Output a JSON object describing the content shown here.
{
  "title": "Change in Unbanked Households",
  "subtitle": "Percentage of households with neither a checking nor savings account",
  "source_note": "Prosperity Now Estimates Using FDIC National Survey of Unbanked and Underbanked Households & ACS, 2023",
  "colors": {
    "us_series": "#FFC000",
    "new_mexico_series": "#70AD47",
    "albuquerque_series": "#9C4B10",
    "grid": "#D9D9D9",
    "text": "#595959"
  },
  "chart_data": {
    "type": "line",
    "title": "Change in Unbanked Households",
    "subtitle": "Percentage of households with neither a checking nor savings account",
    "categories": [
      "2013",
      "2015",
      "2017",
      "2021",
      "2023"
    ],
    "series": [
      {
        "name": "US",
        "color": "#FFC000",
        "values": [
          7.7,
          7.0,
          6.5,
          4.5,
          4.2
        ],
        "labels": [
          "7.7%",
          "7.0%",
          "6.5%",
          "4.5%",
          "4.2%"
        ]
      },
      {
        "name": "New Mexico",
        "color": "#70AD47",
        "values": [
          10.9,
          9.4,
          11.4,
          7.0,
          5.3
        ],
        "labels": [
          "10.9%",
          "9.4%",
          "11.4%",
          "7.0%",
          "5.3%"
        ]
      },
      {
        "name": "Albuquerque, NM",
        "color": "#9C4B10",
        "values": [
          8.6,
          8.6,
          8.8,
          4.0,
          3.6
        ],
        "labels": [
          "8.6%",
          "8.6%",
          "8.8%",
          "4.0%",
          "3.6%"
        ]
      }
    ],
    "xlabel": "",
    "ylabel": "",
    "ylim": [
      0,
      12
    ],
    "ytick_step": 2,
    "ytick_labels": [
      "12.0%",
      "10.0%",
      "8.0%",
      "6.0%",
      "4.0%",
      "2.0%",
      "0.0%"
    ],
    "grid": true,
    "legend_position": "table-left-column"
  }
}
****************
# THE REQUEST
Retype the listing above in full, with no alterations.

# CORRECT RESPONSE
Output a JSON object describing the content shown here.
{
  "title": "Change in Unbanked Households",
  "subtitle": "Percentage of households with neither a checking nor savings account",
  "source_note": "Prosperity Now Estimates Using FDIC National Survey of Unbanked and Underbanked Households & ACS, 2023",
  "colors": {
    "us_series": "#FFC000",
    "new_mexico_series": "#70AD47",
    "albuquerque_series": "#9C4B10",
    "grid": "#D9D9D9",
    "text": "#595959"
  },
  "chart_data": {
    "type": "line",
    "title": "Change in Unbanked Households",
    "subtitle": "Percentage of households with neither a checking nor savings account",
    "categories": [
      "2013",
      "2015",
      "2017",
      "2021",
      "2023"
    ],
    "series": [
      {
        "name": "US",
        "color": "#FFC000",
        "values": [
          7.7,
          7.0,
          6.5,
          4.5,
          4.2
        ],
        "labels": [
          "7.7%",
          "7.0%",
          "6.5%",
          "4.5%",
          "4.2%"
        ]
      },
      {
        "name": "New Mexico",
        "color": "#70AD47",
        "values": [
          10.9,
          9.4,
          11.4,
          7.0,
          5.3
        ],
        "labels": [
          "10.9%",
          "9.4%",
          "11.4%",
          "7.0%",
          "5.3%"
        ]
      },
      {
        "name": "Albuquerque, NM",
        "color": "#9C4B10",
        "values": [
          8.6,
          8.6,
          8.8,
          4.0,
          3.6
        ],
        "labels": [
          "8.6%",
          "8.6%",
          "8.8%",
          "4.0%",
          "3.6%"
        ]
      }
    ],
    "xlabel": "",
    "ylabel": "",
    "ylim": [
      0,
      12
    ],
    "ytick_step": 2,
    "ytick_labels": [
      "12.0%",
      "10.0%",
      "8.0%",
      "6.0%",
      "4.0%",
      "2.0%",
      "0.0%"
    ],
    "grid": true,
    "legend_position": "table-left-column"
  }
}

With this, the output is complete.